[start DATA FOR THIS TASK]
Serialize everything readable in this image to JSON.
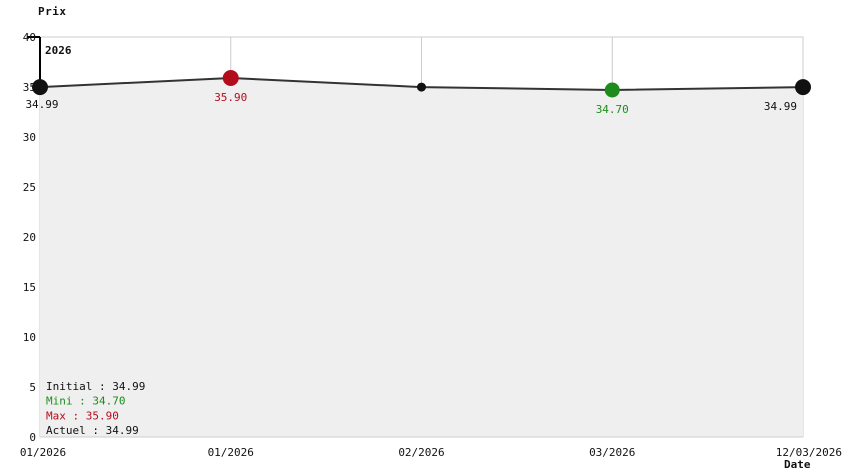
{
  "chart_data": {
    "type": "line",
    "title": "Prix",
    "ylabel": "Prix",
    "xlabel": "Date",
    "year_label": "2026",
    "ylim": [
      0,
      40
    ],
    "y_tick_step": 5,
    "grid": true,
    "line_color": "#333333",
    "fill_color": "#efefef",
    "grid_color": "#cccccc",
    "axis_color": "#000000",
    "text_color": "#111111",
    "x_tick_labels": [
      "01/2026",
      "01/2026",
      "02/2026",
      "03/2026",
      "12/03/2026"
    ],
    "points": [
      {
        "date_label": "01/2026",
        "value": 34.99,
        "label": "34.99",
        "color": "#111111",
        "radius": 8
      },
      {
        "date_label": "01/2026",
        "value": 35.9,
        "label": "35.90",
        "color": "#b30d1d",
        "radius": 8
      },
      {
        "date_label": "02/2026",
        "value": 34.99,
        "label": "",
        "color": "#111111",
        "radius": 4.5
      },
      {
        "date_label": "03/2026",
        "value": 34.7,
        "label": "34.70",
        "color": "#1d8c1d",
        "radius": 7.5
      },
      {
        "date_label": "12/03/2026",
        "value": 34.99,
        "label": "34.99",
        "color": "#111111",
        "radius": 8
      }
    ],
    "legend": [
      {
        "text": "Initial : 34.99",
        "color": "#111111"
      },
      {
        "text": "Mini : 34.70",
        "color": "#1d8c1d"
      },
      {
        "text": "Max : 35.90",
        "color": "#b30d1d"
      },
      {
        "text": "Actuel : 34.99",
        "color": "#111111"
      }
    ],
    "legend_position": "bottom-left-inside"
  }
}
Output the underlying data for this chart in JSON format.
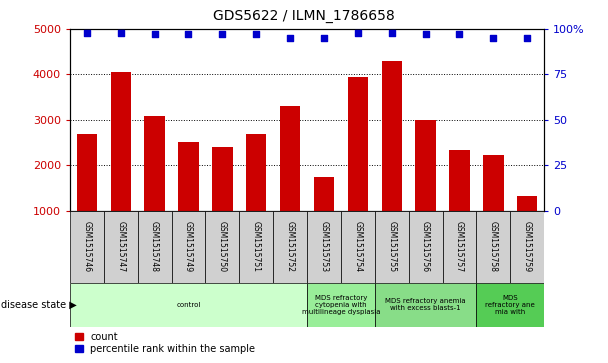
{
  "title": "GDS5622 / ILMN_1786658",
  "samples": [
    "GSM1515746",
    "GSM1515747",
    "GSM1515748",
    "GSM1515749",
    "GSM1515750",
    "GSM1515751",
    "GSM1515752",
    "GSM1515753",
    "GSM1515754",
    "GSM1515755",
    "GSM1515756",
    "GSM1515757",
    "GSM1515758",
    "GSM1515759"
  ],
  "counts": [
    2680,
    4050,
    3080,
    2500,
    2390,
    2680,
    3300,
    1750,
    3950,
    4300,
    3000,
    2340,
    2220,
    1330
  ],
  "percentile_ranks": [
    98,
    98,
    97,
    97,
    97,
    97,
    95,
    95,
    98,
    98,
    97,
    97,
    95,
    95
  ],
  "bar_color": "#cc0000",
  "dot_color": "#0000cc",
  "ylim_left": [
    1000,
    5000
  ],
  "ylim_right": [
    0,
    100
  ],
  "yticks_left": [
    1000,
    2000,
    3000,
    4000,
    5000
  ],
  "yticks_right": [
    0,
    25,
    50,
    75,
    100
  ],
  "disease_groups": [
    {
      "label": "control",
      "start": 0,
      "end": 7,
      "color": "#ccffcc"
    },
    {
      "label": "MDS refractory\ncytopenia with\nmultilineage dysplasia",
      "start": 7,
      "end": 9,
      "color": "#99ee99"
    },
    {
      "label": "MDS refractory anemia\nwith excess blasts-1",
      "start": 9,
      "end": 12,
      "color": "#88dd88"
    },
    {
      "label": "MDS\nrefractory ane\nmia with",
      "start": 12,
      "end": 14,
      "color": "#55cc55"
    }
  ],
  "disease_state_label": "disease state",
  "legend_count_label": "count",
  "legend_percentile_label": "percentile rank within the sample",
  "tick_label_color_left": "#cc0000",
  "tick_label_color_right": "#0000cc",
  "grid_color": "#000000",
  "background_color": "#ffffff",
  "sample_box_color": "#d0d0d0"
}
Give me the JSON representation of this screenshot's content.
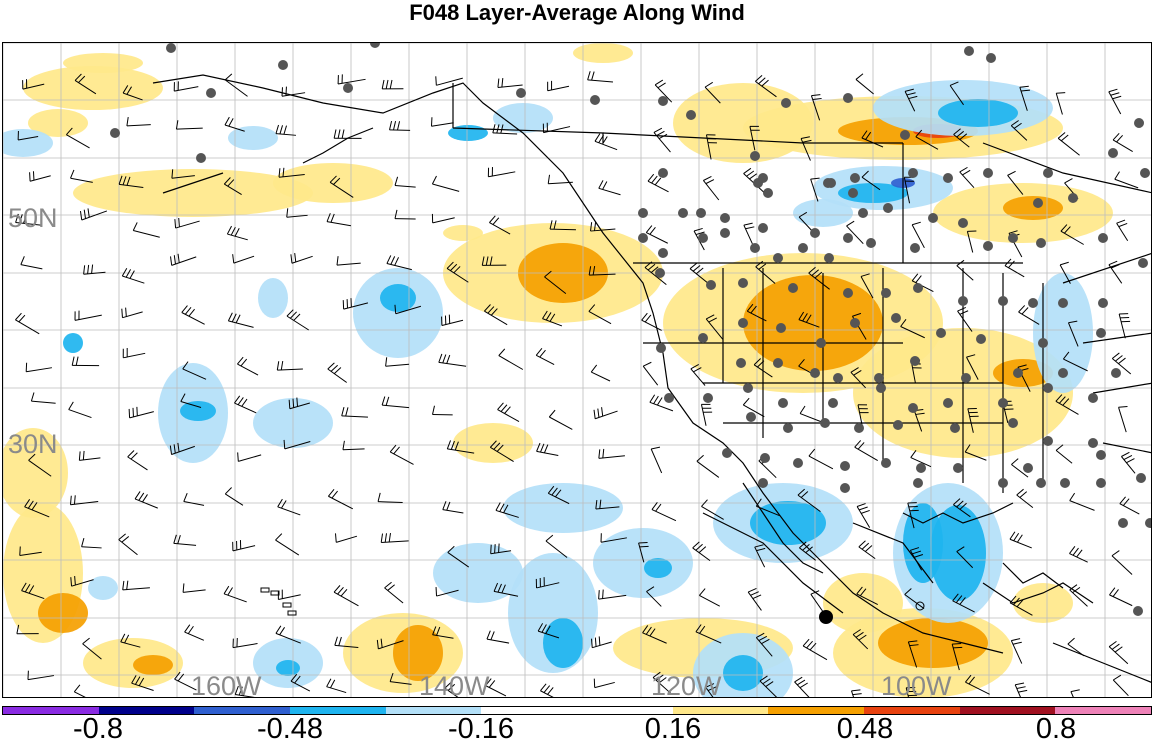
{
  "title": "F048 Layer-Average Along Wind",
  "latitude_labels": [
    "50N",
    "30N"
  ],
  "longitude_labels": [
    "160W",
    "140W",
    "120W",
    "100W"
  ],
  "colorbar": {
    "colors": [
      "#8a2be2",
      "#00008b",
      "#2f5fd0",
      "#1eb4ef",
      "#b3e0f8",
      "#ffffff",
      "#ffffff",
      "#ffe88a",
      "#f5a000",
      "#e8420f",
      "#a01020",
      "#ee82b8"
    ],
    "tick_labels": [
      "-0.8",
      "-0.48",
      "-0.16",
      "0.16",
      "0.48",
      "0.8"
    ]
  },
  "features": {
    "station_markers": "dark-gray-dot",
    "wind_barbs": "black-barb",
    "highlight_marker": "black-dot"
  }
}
[end DATA FOR THIS TASK]
[start DATA FOR THIS TASK]
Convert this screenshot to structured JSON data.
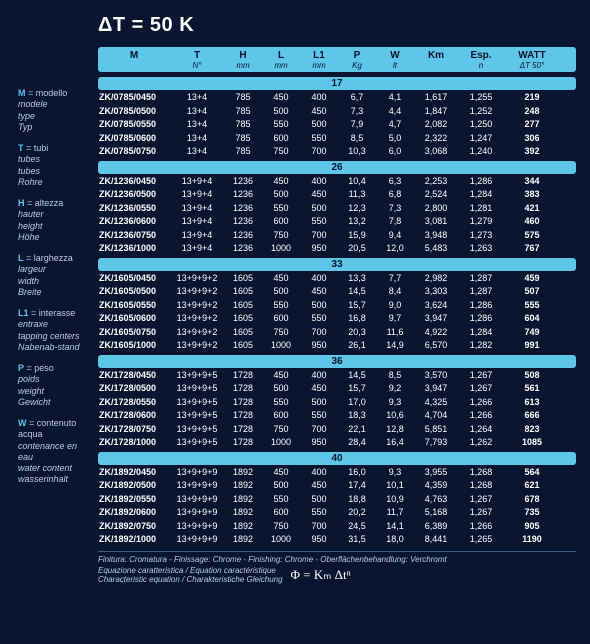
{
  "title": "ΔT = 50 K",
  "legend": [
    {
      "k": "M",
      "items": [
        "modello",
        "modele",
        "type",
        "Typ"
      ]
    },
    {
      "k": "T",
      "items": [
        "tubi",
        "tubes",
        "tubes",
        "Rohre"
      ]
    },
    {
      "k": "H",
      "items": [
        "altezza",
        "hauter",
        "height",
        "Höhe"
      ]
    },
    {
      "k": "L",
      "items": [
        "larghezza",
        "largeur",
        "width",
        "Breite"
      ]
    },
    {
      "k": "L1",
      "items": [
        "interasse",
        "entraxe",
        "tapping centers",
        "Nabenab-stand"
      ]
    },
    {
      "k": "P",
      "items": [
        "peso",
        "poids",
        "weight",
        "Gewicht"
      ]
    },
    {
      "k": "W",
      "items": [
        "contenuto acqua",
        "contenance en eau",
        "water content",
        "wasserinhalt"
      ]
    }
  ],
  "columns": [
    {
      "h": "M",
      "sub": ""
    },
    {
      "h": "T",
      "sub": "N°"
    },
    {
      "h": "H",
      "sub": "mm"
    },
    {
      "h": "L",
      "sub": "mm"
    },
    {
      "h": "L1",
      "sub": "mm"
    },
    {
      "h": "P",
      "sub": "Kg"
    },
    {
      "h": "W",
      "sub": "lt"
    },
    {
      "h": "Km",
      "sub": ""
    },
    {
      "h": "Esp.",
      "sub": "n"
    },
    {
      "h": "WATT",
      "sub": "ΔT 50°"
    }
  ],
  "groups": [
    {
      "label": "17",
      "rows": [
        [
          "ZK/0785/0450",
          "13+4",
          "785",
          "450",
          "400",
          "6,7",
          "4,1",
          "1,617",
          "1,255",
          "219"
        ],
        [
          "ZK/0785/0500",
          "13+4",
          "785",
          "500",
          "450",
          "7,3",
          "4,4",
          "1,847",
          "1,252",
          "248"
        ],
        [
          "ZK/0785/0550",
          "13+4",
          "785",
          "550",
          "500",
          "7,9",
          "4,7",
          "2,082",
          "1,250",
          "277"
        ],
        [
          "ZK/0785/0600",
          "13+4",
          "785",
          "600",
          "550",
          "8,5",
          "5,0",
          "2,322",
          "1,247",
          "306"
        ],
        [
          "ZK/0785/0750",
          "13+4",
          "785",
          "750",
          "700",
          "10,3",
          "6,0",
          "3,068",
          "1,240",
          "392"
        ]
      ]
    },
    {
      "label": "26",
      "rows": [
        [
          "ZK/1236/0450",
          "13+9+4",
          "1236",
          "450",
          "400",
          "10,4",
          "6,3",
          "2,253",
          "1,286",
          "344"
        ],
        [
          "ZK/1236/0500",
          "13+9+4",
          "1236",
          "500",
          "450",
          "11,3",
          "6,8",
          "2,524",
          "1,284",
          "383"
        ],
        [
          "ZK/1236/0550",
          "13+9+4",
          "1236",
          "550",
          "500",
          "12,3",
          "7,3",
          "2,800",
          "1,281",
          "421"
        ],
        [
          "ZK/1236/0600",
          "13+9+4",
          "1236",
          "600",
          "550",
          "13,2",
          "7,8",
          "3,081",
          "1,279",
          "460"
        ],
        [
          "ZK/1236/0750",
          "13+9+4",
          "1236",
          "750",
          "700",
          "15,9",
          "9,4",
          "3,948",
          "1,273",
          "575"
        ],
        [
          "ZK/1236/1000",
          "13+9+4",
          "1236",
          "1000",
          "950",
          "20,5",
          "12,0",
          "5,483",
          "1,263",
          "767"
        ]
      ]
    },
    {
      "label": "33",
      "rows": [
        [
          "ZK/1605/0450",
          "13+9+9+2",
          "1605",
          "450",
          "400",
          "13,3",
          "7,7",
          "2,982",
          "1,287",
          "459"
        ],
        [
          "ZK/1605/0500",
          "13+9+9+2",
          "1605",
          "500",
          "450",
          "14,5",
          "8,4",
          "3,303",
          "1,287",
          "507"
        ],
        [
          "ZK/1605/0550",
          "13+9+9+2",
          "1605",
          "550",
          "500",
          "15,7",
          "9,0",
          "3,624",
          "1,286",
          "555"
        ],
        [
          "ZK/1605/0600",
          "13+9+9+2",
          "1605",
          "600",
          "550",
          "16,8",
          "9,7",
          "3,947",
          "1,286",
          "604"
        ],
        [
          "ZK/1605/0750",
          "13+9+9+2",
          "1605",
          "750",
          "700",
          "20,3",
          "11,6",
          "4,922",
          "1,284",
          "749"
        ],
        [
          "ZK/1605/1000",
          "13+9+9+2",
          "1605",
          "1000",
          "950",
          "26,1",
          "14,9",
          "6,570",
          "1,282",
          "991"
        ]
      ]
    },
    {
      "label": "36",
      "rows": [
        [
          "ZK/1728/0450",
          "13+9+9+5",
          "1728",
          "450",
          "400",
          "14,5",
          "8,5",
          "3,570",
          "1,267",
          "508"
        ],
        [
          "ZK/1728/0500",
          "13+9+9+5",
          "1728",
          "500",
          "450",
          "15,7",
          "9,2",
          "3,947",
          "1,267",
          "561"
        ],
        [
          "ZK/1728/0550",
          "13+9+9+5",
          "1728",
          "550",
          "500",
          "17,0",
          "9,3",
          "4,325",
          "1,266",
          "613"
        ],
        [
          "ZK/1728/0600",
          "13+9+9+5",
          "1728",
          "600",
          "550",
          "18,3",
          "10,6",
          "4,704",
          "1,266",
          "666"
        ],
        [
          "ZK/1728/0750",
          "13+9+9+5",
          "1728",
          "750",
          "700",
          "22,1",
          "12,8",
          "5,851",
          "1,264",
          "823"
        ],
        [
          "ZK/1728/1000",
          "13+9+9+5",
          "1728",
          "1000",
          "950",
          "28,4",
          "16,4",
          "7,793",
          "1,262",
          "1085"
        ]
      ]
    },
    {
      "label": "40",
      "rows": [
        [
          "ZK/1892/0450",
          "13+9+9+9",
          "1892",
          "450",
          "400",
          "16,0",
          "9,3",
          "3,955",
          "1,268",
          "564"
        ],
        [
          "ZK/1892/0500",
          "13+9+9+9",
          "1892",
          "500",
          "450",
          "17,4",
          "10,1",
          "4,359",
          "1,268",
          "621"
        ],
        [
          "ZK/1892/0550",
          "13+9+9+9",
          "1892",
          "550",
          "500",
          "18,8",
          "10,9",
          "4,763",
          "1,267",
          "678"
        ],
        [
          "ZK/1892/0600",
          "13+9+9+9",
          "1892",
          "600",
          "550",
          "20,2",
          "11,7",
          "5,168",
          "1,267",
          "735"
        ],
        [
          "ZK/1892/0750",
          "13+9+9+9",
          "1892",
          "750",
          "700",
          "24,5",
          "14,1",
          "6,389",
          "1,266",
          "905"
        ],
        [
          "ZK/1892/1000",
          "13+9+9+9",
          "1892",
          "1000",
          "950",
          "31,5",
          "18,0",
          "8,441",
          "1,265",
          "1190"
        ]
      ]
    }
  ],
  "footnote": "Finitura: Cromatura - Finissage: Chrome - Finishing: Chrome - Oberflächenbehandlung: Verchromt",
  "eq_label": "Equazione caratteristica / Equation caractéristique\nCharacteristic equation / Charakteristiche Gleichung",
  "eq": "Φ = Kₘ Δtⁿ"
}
[end DATA FOR THIS TASK]
[start DATA FOR THIS TASK]
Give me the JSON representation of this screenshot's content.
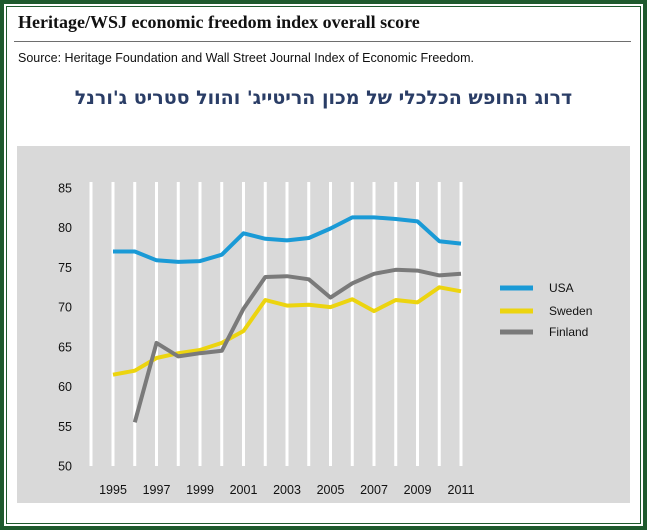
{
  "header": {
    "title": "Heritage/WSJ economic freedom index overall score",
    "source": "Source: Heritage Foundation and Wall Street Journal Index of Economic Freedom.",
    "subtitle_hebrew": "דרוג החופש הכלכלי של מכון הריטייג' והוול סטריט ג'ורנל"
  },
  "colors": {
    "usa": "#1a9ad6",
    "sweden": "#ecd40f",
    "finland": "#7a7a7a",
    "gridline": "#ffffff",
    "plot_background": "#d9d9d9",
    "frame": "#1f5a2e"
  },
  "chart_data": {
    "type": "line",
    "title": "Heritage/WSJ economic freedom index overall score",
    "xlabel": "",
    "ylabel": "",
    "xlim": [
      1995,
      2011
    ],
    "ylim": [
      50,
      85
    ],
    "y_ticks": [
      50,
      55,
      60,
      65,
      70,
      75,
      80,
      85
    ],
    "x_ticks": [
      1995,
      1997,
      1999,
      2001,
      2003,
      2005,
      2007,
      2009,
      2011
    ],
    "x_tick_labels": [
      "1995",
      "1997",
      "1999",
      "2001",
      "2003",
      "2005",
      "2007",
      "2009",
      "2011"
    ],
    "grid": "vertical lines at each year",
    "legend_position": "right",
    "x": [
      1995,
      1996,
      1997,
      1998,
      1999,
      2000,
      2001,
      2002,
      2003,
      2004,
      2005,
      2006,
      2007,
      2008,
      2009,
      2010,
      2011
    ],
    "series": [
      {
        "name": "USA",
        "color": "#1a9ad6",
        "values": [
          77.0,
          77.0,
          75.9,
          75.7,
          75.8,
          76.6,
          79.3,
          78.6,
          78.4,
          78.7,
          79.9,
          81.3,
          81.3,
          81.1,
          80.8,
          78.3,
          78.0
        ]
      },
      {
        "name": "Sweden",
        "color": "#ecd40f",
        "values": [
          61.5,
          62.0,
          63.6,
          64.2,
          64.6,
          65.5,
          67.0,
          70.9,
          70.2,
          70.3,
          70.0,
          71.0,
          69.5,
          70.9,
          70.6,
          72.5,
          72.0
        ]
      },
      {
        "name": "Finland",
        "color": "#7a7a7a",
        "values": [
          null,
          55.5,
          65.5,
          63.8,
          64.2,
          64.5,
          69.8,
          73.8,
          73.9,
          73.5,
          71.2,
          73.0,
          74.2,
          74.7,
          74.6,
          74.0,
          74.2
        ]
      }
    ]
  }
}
[end DATA FOR THIS TASK]
EXERCISE AIM> Only the number is wanted: how many lines of the data contain the word "black"?

WRITTEN SOLUTION> 2